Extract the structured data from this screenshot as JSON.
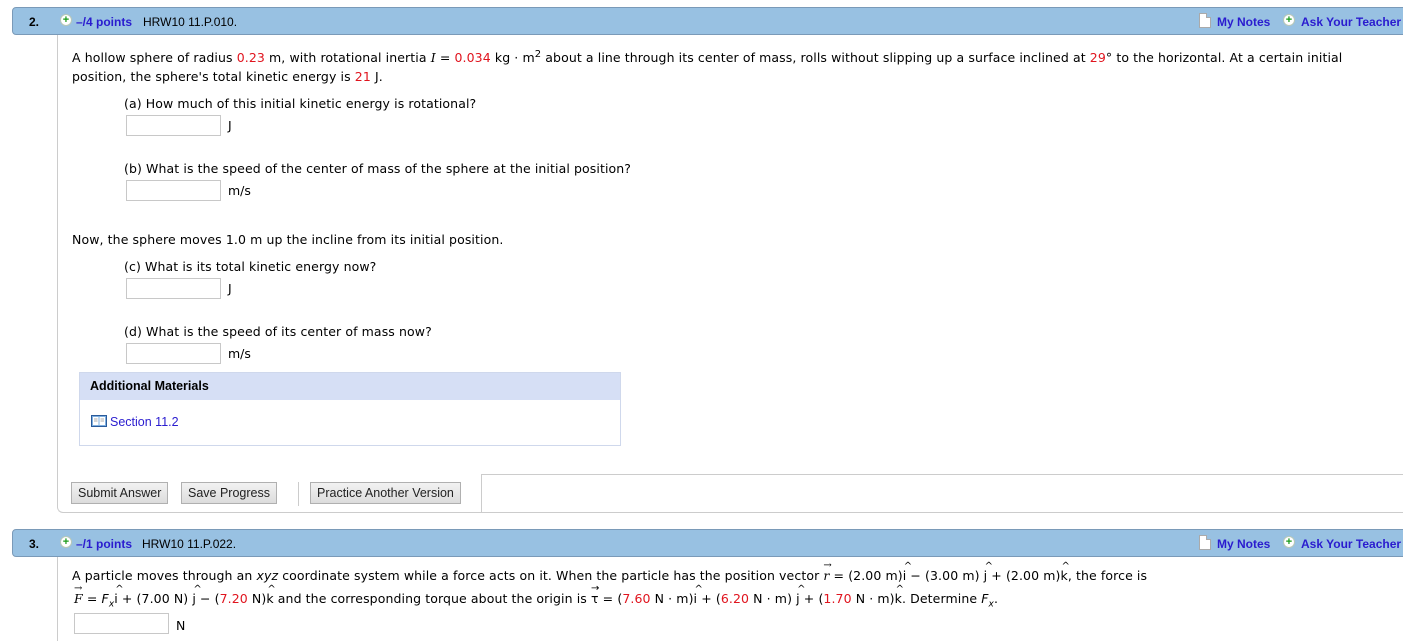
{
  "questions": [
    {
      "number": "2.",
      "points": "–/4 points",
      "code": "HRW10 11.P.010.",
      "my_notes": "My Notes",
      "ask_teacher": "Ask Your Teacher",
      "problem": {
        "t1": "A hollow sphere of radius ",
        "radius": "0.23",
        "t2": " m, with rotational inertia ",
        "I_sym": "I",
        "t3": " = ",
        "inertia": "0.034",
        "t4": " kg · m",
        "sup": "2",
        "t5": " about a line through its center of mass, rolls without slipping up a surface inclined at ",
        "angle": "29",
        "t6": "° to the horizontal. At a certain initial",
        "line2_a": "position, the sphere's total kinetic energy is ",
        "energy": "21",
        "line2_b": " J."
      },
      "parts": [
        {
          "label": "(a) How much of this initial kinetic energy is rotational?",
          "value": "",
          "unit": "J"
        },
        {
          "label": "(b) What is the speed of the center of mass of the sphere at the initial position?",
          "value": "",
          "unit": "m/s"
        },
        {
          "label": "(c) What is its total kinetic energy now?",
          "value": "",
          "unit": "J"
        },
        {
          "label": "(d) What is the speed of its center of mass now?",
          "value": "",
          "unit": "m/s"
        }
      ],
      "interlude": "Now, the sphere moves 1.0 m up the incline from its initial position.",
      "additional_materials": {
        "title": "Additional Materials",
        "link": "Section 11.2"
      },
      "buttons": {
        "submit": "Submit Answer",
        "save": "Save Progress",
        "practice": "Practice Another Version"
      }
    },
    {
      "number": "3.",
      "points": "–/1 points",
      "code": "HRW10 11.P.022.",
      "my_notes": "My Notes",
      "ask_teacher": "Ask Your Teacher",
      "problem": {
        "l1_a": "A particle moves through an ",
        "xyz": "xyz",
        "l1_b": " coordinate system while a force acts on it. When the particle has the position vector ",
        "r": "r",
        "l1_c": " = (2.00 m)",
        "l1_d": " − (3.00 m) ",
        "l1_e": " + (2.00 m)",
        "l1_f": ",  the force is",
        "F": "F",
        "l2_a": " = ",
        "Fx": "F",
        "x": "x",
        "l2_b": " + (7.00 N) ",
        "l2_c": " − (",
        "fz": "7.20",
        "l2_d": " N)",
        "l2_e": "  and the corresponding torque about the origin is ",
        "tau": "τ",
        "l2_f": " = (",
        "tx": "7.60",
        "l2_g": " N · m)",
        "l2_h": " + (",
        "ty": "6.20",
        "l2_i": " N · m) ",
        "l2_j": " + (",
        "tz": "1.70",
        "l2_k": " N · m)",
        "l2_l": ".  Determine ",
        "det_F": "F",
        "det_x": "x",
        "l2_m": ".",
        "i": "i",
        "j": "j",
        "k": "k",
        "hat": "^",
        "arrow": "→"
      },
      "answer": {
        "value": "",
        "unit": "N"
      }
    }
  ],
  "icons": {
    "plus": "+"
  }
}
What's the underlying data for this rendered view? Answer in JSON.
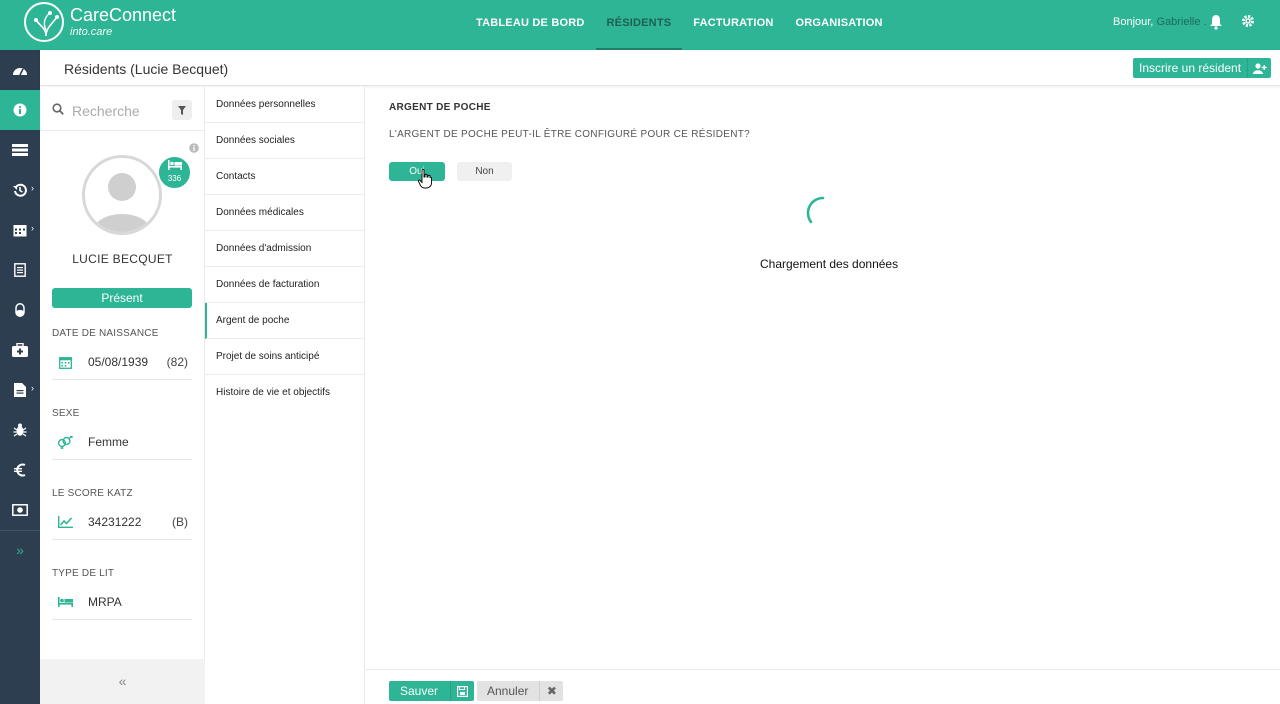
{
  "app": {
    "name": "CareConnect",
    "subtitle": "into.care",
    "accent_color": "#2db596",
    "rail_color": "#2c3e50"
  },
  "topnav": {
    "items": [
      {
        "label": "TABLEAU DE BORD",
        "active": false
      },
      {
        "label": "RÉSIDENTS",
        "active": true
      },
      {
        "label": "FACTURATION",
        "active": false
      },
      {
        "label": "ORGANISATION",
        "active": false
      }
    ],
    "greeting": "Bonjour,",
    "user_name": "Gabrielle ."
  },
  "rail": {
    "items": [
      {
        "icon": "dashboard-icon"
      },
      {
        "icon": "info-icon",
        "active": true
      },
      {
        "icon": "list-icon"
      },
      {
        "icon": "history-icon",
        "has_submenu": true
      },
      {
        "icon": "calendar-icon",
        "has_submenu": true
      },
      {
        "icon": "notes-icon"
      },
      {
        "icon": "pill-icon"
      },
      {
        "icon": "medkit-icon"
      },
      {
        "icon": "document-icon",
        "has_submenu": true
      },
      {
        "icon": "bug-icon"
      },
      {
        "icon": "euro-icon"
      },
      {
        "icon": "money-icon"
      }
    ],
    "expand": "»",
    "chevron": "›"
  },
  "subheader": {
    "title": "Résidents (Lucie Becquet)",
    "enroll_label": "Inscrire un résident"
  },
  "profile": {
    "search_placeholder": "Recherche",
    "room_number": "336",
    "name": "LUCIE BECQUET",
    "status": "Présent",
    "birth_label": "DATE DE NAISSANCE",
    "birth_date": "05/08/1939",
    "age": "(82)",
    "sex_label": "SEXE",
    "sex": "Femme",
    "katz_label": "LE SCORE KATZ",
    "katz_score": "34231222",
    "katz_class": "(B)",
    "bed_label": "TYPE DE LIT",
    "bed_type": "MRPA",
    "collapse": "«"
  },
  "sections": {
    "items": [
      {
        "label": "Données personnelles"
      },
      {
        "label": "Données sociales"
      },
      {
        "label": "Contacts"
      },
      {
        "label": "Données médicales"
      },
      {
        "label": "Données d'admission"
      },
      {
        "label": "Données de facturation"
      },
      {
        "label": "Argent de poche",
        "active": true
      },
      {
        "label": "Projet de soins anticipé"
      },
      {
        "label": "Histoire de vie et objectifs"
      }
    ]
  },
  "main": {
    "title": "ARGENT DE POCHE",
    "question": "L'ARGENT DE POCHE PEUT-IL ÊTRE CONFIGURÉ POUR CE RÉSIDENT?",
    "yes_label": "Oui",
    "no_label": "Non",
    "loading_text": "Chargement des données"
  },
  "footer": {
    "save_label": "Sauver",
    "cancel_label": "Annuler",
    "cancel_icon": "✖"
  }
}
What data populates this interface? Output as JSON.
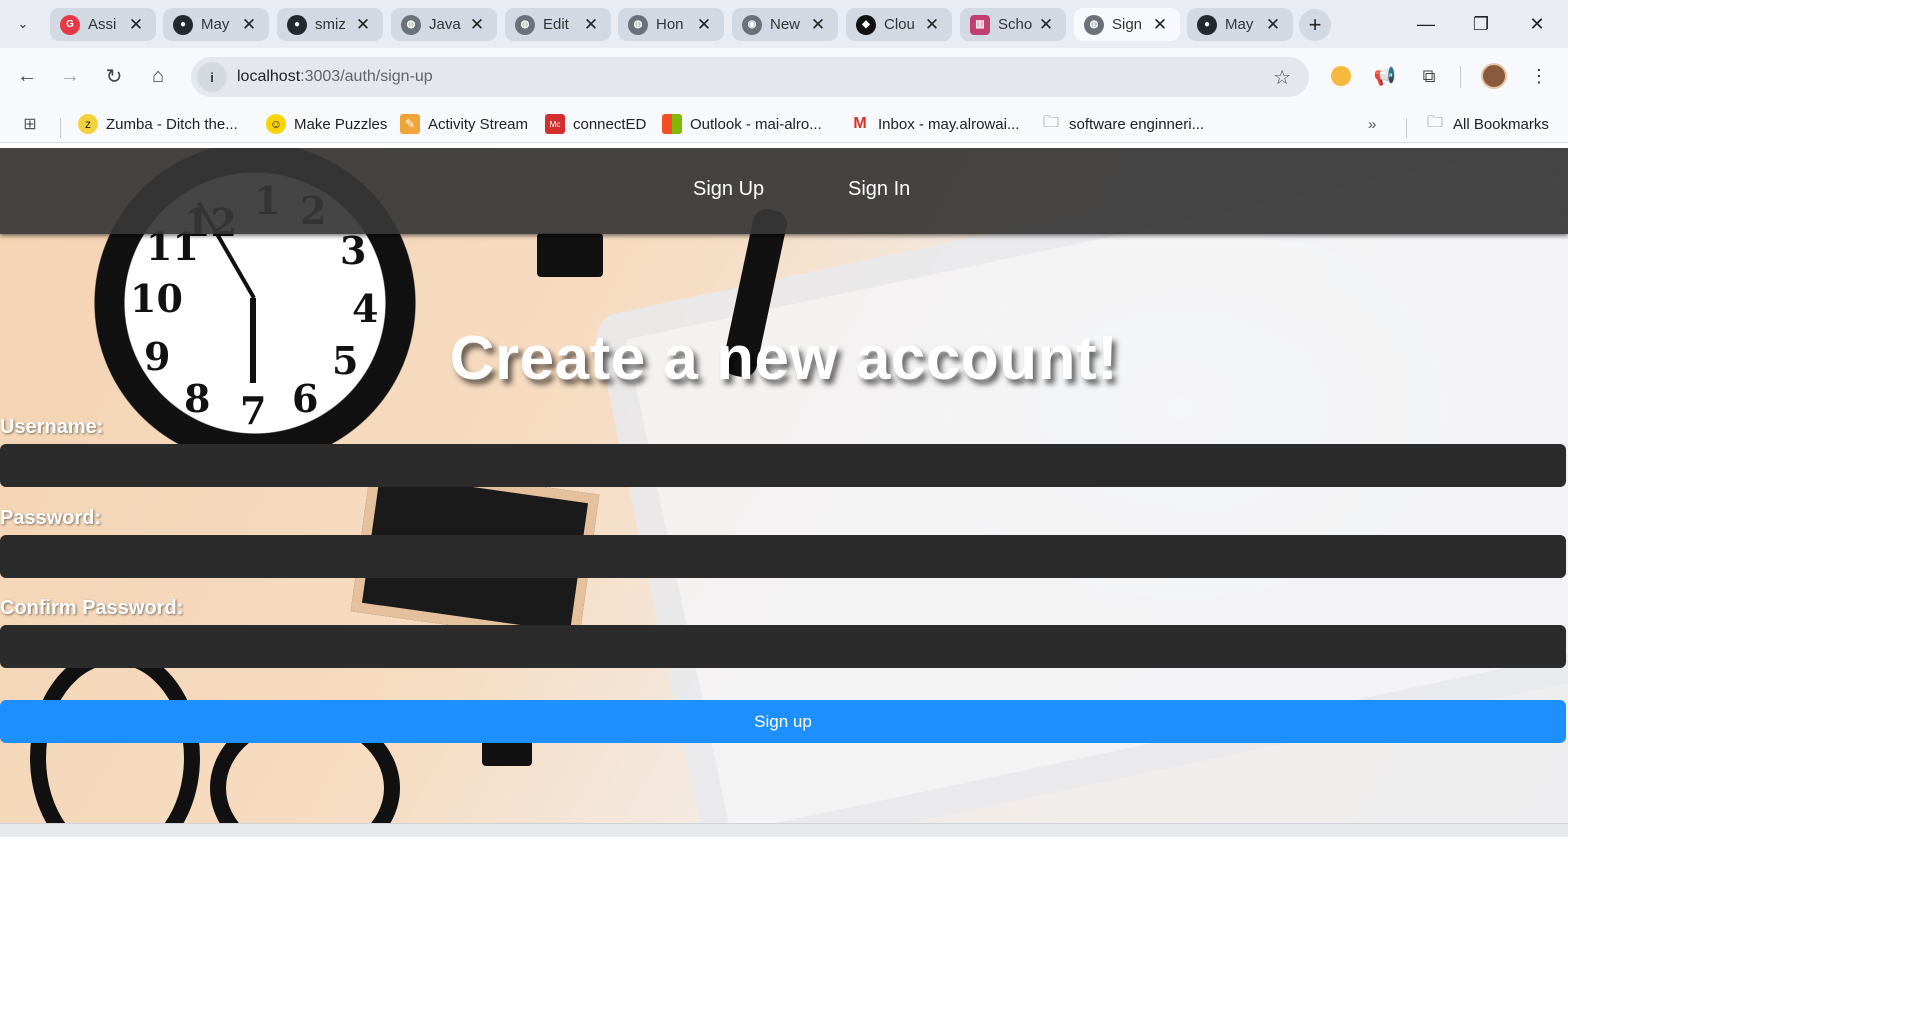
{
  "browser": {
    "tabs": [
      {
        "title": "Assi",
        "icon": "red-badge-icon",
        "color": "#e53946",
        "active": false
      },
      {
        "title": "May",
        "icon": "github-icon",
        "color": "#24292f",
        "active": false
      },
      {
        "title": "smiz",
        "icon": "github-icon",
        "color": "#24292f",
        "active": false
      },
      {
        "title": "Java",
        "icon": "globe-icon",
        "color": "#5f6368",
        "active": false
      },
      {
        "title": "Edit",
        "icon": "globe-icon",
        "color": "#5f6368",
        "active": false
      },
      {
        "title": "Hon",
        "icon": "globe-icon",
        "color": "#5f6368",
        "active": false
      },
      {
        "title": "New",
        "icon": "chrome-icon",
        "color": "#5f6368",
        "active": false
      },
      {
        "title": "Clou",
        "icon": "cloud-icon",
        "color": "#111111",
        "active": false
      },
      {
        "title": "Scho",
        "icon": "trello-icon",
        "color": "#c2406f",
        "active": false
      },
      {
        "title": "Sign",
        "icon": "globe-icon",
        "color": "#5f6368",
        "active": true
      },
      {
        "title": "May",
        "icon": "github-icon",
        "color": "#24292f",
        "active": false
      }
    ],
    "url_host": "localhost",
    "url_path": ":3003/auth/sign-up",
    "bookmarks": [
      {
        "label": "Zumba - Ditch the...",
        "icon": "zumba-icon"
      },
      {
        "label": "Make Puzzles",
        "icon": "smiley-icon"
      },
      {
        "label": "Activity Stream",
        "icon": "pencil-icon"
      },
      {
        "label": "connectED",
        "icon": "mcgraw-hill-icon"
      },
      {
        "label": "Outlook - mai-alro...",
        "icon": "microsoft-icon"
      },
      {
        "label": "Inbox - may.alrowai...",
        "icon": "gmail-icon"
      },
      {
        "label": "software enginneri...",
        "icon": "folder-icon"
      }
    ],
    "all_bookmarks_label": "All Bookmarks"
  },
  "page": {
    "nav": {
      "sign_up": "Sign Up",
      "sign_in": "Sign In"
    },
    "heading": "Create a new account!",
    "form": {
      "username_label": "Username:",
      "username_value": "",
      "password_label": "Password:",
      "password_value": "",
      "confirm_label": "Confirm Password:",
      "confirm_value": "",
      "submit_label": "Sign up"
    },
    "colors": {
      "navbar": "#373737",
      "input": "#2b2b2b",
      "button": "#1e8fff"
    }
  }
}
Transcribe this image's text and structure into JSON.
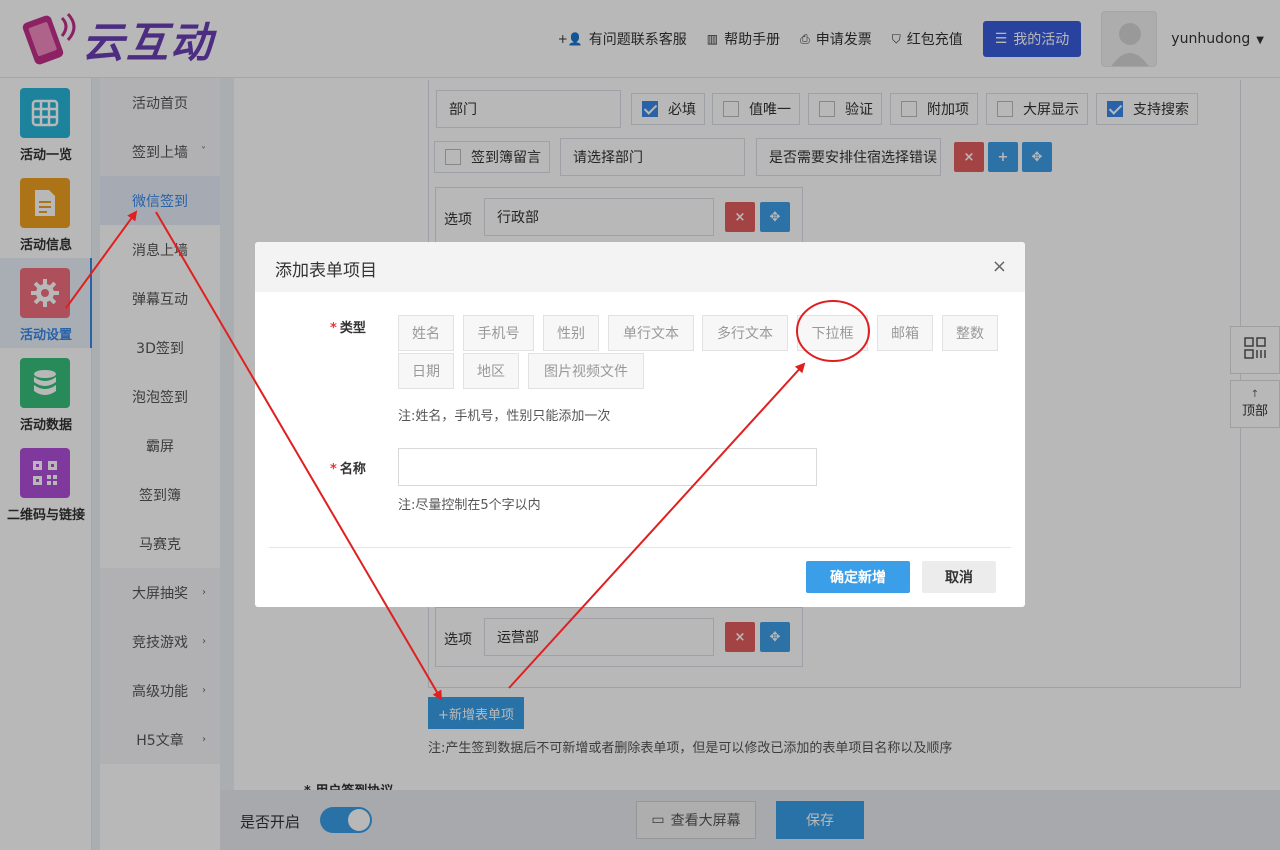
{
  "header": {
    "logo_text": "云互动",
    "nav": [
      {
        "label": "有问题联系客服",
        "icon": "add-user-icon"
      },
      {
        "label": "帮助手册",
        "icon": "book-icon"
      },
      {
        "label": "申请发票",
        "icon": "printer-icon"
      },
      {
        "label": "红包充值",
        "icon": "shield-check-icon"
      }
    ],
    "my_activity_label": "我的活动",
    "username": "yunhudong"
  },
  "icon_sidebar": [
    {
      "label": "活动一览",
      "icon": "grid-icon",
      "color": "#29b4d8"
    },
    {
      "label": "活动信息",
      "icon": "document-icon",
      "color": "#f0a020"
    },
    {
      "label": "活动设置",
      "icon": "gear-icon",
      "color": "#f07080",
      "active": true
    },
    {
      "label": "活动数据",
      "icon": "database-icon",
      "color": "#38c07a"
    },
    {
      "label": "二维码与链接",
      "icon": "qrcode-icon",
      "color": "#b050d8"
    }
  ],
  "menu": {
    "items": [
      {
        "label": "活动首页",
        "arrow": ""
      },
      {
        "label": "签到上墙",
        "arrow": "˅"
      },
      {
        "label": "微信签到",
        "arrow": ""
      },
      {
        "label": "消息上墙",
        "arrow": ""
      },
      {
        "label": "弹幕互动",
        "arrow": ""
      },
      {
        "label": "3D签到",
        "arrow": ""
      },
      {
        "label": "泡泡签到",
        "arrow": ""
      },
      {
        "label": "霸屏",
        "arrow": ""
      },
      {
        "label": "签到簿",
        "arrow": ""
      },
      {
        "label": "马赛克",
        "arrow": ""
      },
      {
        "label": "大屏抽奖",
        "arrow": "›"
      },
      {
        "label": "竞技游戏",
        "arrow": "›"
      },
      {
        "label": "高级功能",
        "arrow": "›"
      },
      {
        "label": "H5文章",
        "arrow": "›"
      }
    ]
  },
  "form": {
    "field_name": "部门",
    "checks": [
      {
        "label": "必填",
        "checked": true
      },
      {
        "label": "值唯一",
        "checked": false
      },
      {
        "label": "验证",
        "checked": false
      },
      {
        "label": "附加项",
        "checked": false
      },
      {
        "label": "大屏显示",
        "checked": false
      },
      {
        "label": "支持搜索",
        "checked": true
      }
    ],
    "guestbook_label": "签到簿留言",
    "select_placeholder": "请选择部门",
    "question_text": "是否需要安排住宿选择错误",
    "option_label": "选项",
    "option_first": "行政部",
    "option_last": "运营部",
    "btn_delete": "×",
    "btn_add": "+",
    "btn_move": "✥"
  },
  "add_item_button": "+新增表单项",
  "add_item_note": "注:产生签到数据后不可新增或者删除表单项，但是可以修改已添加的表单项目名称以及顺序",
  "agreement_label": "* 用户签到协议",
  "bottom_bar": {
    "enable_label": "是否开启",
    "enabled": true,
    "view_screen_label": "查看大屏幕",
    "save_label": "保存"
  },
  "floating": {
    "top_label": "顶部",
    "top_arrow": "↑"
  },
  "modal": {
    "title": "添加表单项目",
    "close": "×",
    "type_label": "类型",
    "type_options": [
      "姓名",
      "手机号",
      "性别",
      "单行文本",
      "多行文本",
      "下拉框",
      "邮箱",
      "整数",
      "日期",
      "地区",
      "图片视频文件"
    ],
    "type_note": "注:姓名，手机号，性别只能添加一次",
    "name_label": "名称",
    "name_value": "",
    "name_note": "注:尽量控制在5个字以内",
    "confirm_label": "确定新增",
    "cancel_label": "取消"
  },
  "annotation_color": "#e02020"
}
########################################
Gather from the data above every line with the string "about".

▶ Completed exercise:
        "t5": " about a line through its center of mass, rolls without slipping up a surface inclined at ",
        "l2_e": "  and the corresponding torque about the origin is ",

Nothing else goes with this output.